Could hear something crunching around in the leaves behind me before it was light out, nothing since.


----------



## Water swatter (Aug 16, 2012)

Trying to calm down but I let two fly by 7:50


----------



## WMU05 (Oct 16, 2004)

Buck #4 









Probably would have shot him if #3 wasn't already dead!


----------



## Hookslinger (Aug 3, 2016)

Beautiful crisp morning. Went way back to a spot I've never hunted. Two scrapes in front of my tree that I noticed when the sun came up. I think I see a ground blind up in the hardwoods about 100 yards. I hope my eyes are just playing tricks on me, I haven't ran into any trespassers out here in 4 years. Gonna have to investigate after my hunt. Its so calm I'm on pins and needles here.


----------



## IT.Fisherman (Aug 10, 2012)

Starting to see some movement now. 14 hens in front of me now. 3 bucks, all young. Two with noses to the ground, one just casually walking by and into the corn. About 15 minutes later he hurried out but kept looking back like he didnt want any smoke from whatever spooked him out.


----------



## bigbucks160 (Mar 31, 2007)

5 small bucks and one 8pt so far. Not sure where the bigger bucks all went.


----------



## Baybum (Jan 9, 2008)

Out in lapeer public. 2.5 8pt about 740 nothing since.

Sent from my SM-A716U using Michigan Sportsman mobile app


----------



## SMITTY1233 (Dec 8, 2003)

Kids going to have fun with him


Sent from my iPhone using Tapatalk


----------



## Bowhunt (Jul 27, 2010)

WMU05 said:


> Buck #4
> View attachment 601725
> 
> 
> Probably would have shot him if #3 wasn't already dead!


Hell yeah!!


----------



## sniper (Sep 2, 2005)

I’m in. First look at the phone this morning. Not sure how or why you phone jockeys do it.










Sent from my iPhone using Michigan Sportsman


----------



## Water swatter (Aug 16, 2012)

Well that went from 0-100 real fast, 0 sightings yesterday at a different property to none stop action starting at 7:15, seen about 4/5 little scrubs bumping does, then had a nice 8pt push a doe right by at 25 yards. I watched him go 30 yards stumble and bed down. As I knock another arrow I look to my left and see a bigger buck making a scrape 40 yards away, watch him for a few mins then caught glimps of another nice buck to my north. When the buck to my left gets down with his scrape he turns and walks right to me at 5 yards and turns I let him clear a couple bushes and felt he was good enough to tag out on


----------



## GoBluehunter (Jun 6, 2011)

WMU05 said:


> Buck #4
> View attachment 601725
> 
> 
> Probably would have shot him if #3 wasn't already dead!

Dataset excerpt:
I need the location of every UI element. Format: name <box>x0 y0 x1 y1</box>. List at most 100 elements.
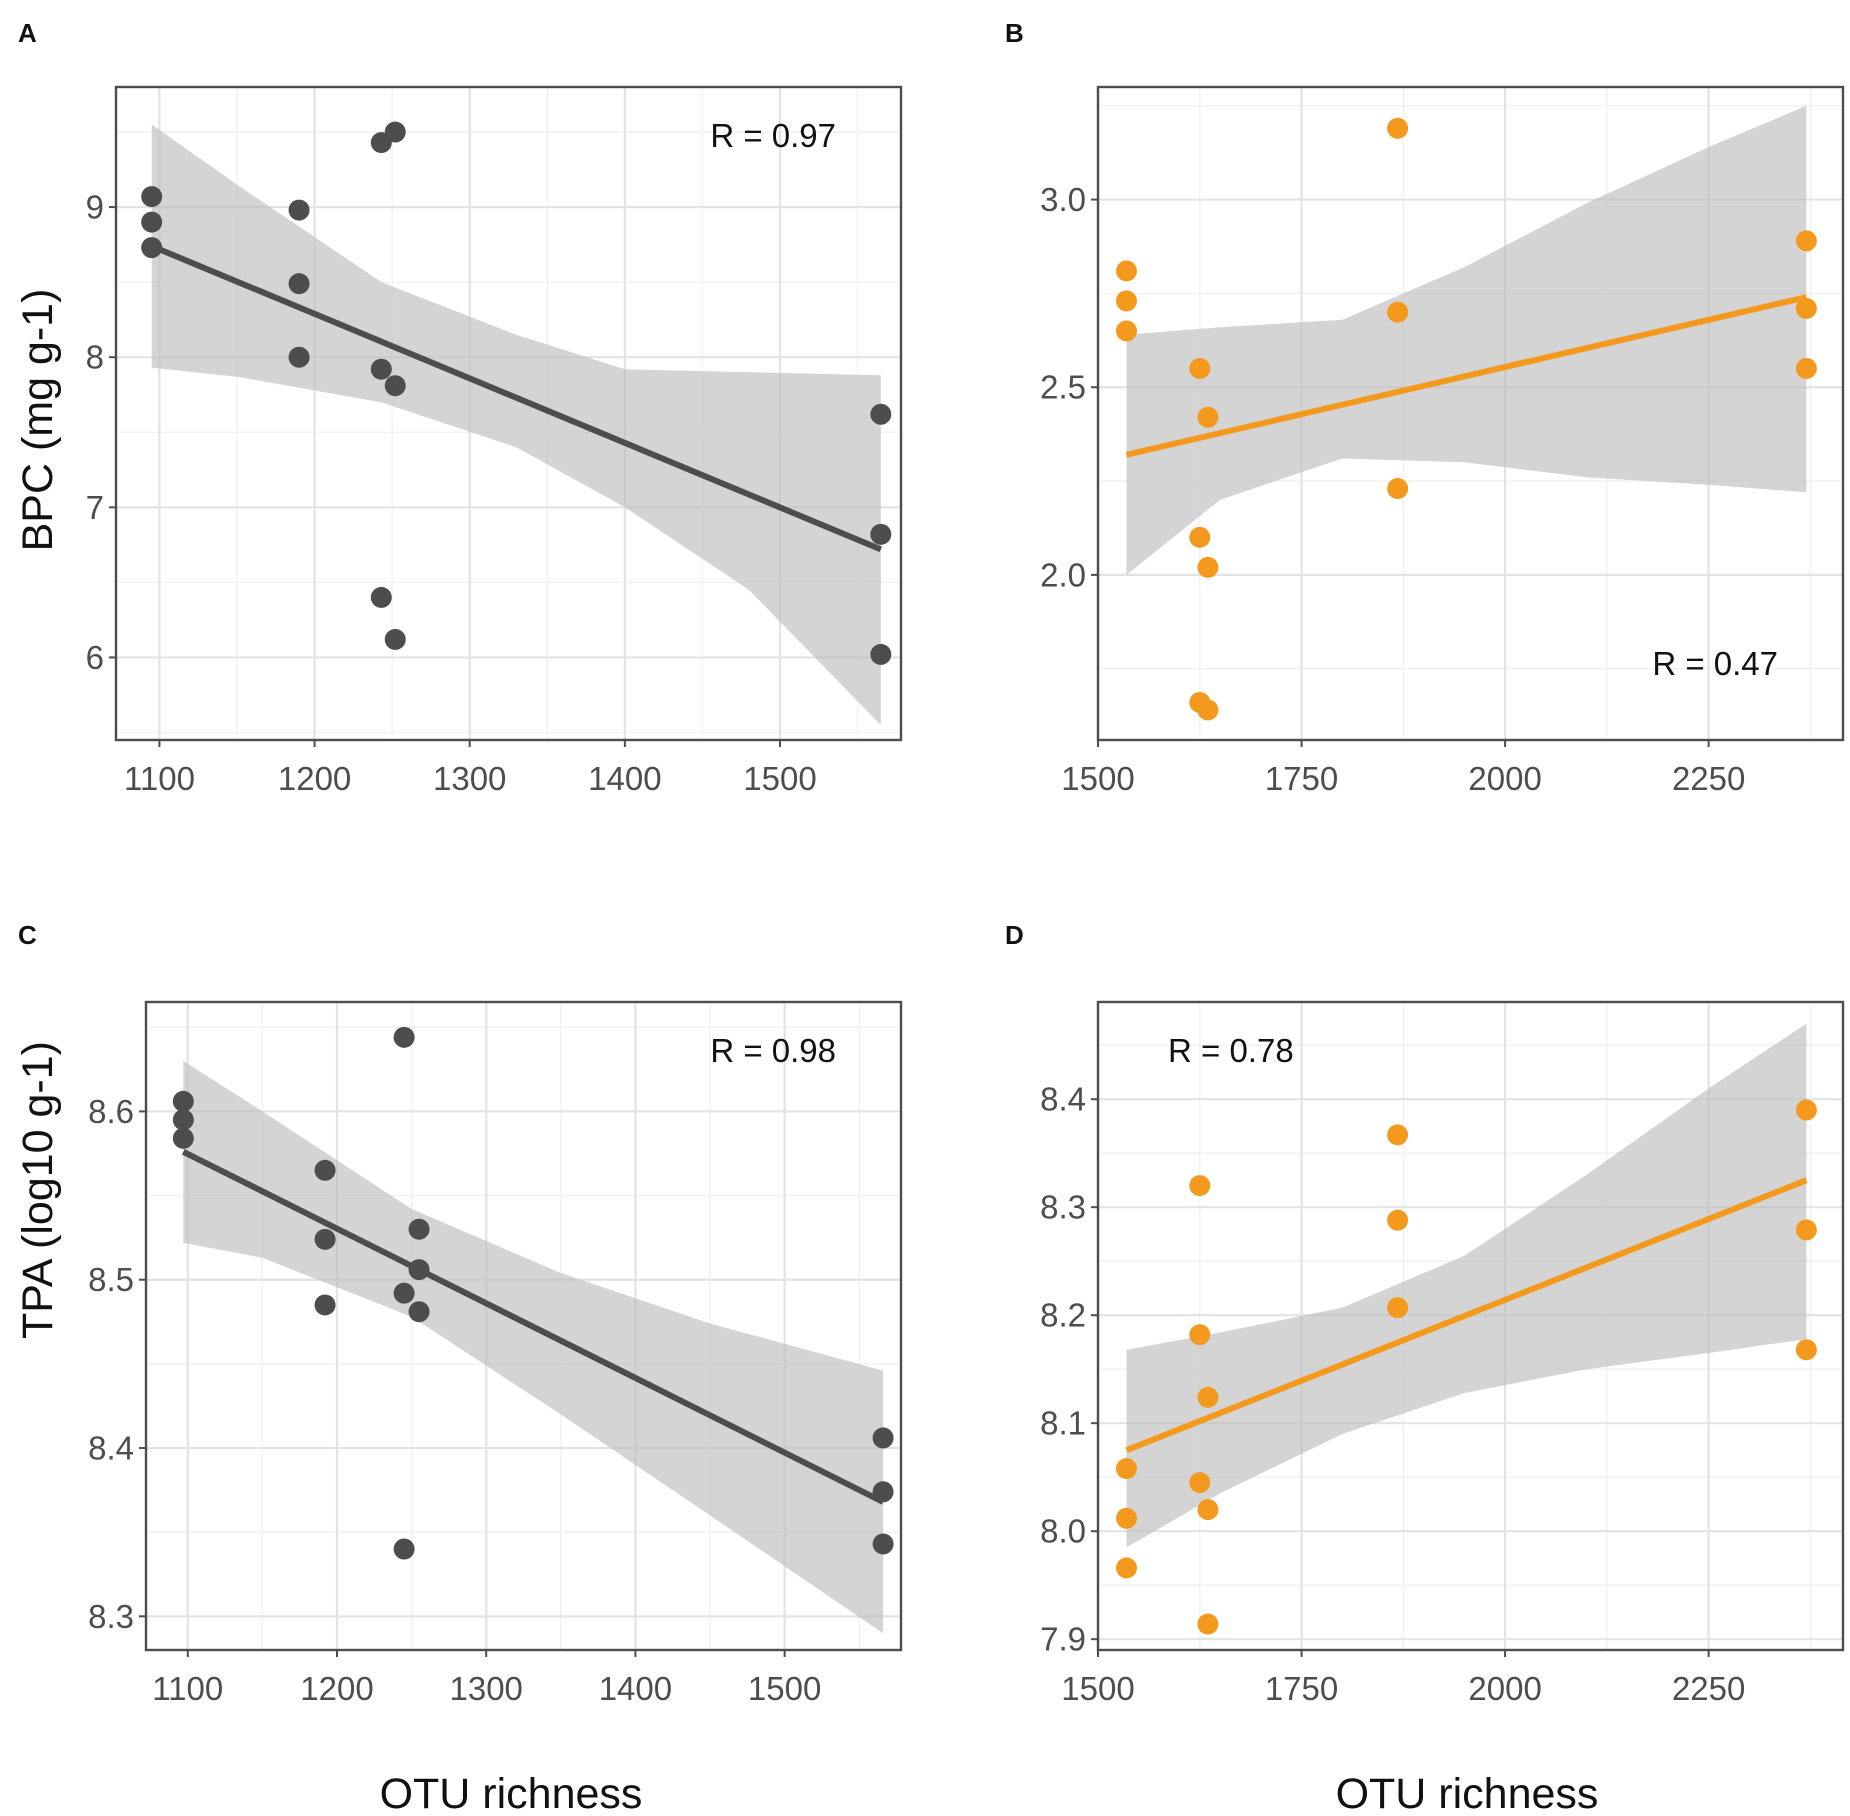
confidence-band-a <box>151 124 881 725</box>
panel-frame-d <box>1096 1000 1845 1652</box>
data-point <box>1115 260 1137 282</box>
data-point <box>1387 478 1409 500</box>
y-tick-label: 8.3 <box>1040 1189 1086 1226</box>
y-tick-label: 2.5 <box>1040 369 1086 406</box>
data-point <box>288 199 310 221</box>
confidence-band-b <box>1126 105 1807 575</box>
x-tick-label: 1750 <box>1265 760 1338 797</box>
x-tick-label: 1100 <box>124 760 195 797</box>
data-point <box>1197 699 1219 721</box>
data-point <box>872 1427 894 1449</box>
x-tick-label: 1500 <box>1061 1670 1134 1707</box>
data-point <box>1115 1557 1137 1579</box>
x-tick-label: 1500 <box>1061 760 1134 797</box>
panel-label-d: D <box>1005 920 1024 950</box>
data-point <box>314 1294 336 1316</box>
data-point <box>872 1533 894 1555</box>
x-tick-label: 1300 <box>433 760 506 797</box>
regression-line-b <box>1125 294 1808 458</box>
x-tick-label: 2000 <box>1468 1670 1541 1707</box>
x-tick-label: 1200 <box>278 760 351 797</box>
y-tick-label: 7 <box>86 489 104 526</box>
data-point <box>314 1159 336 1181</box>
data-point <box>1197 1386 1219 1408</box>
data-point <box>1197 406 1219 428</box>
data-point <box>1189 1175 1211 1197</box>
y-tick-label: 8.5 <box>88 1261 134 1298</box>
data-point <box>1387 1124 1409 1146</box>
data-point <box>408 1259 430 1281</box>
x-axis-title-left: OTU richness <box>380 1770 643 1816</box>
data-point <box>408 1218 430 1240</box>
data-point <box>1795 357 1817 379</box>
panel-frame-a <box>114 85 903 742</box>
y-tick-label: 8.4 <box>88 1430 134 1467</box>
data-point <box>141 237 163 259</box>
data-point <box>870 643 892 665</box>
y-tick-label: 8.6 <box>88 1093 134 1130</box>
panel-frame-b <box>1096 85 1845 742</box>
data-point <box>288 273 310 295</box>
data-point <box>370 358 392 380</box>
x-tick-label: 1200 <box>300 1670 373 1707</box>
data-point <box>384 375 406 397</box>
data-point <box>1189 1472 1211 1494</box>
data-point <box>314 1228 336 1250</box>
y-tick-label: 8 <box>86 339 104 376</box>
y-axis-title-bpc: BPC (mg g-1) <box>14 289 62 552</box>
x-tick-label: 1300 <box>449 1670 522 1707</box>
data-point <box>870 403 892 425</box>
y-tick-label: 7.9 <box>1040 1621 1086 1658</box>
y-axis-title-tpa: TPA (log10 g-1) <box>14 1041 62 1339</box>
data-point <box>1795 297 1817 319</box>
panel-label-c: C <box>18 920 37 950</box>
data-point <box>1387 1297 1409 1319</box>
y-tick-label: 6 <box>86 639 104 676</box>
regression-line-d <box>1125 1177 1808 1453</box>
data-point <box>393 1026 415 1048</box>
data-point <box>1189 1324 1211 1346</box>
x-tick-label: 1400 <box>588 760 661 797</box>
x-tick-label: 1500 <box>748 1670 821 1707</box>
data-point <box>384 121 406 143</box>
regression-line-c <box>181 1149 885 1505</box>
data-point <box>1197 1613 1219 1635</box>
data-point <box>1387 117 1409 139</box>
confidence-band-c <box>183 1060 884 1634</box>
data-point <box>1387 1209 1409 1231</box>
data-point <box>1115 1507 1137 1529</box>
data-point <box>393 1538 415 1560</box>
data-point <box>172 1109 194 1131</box>
correlation-label-a: R = 0.97 <box>710 117 836 154</box>
data-point <box>1115 290 1137 312</box>
y-tick-label: 8.4 <box>1040 1081 1086 1118</box>
data-point <box>1795 230 1817 252</box>
x-tick-label: 1100 <box>152 1670 223 1707</box>
data-point <box>1189 357 1211 379</box>
data-point <box>141 211 163 233</box>
panel-b: B 1500 1750 2000 2250 2.0 2.5 3.0 R = 0.47 <box>1005 18 1845 797</box>
correlation-label-d: R = 0.78 <box>1168 1032 1294 1069</box>
correlation-label-c: R = 0.98 <box>710 1032 836 1069</box>
data-point <box>1115 320 1137 342</box>
y-tick-label: 8.3 <box>88 1598 134 1635</box>
panel-frame-c <box>144 1000 903 1652</box>
panel-label-b: B <box>1005 18 1024 48</box>
x-tick-label: 1400 <box>599 1670 672 1707</box>
data-point <box>370 586 392 608</box>
panel-d: D 1500 1750 2000 2250 7.9 8.0 8.1 8.2 8.3 8.4 R = 0… <box>1005 920 1845 1707</box>
confidence-band-d <box>1126 1023 1807 1548</box>
data-point <box>141 186 163 208</box>
y-tick-label: 3.0 <box>1040 181 1086 218</box>
data-point <box>408 1301 430 1323</box>
data-point <box>1795 1099 1817 1121</box>
data-point <box>872 1481 894 1503</box>
data-point <box>1115 1458 1137 1480</box>
data-point <box>288 346 310 368</box>
data-point <box>1795 1219 1817 1241</box>
x-tick-label: 2000 <box>1468 760 1541 797</box>
panel-a: A 1100 1200 1300 1400 1500 6 7 8 9 R = 0.97 <box>18 18 903 797</box>
x-tick-label: 1750 <box>1265 1670 1338 1707</box>
y-tick-label: 8.0 <box>1040 1513 1086 1550</box>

#### What you will do:
A. In the hunting thread, at what time did Water swatter say the nonstop action began?
B. Retype the dataset rows without changes, beginning at the row that has "confidence-band-a <box>151 124 881 725</box>" and stopping after the row that has "x-tick-label: 1500 <box>1061 1670".

#### In response:
A. 7:15

B.
confidence-band-a <box>151 124 881 725</box>
panel-frame-d <box>1096 1000 1845 1652</box>
data-point <box>1115 260 1137 282</box>
data-point <box>1387 478 1409 500</box>
y-tick-label: 8.3 <box>1040 1189 1086 1226</box>
y-tick-label: 2.5 <box>1040 369 1086 406</box>
data-point <box>288 199 310 221</box>
confidence-band-b <box>1126 105 1807 575</box>
x-tick-label: 1750 <box>1265 760 1338 797</box>
x-tick-label: 1100 <box>124 760 195 797</box>
data-point <box>1197 699 1219 721</box>
data-point <box>872 1427 894 1449</box>
x-tick-label: 1500 <box>1061 1670 1134 1707</box>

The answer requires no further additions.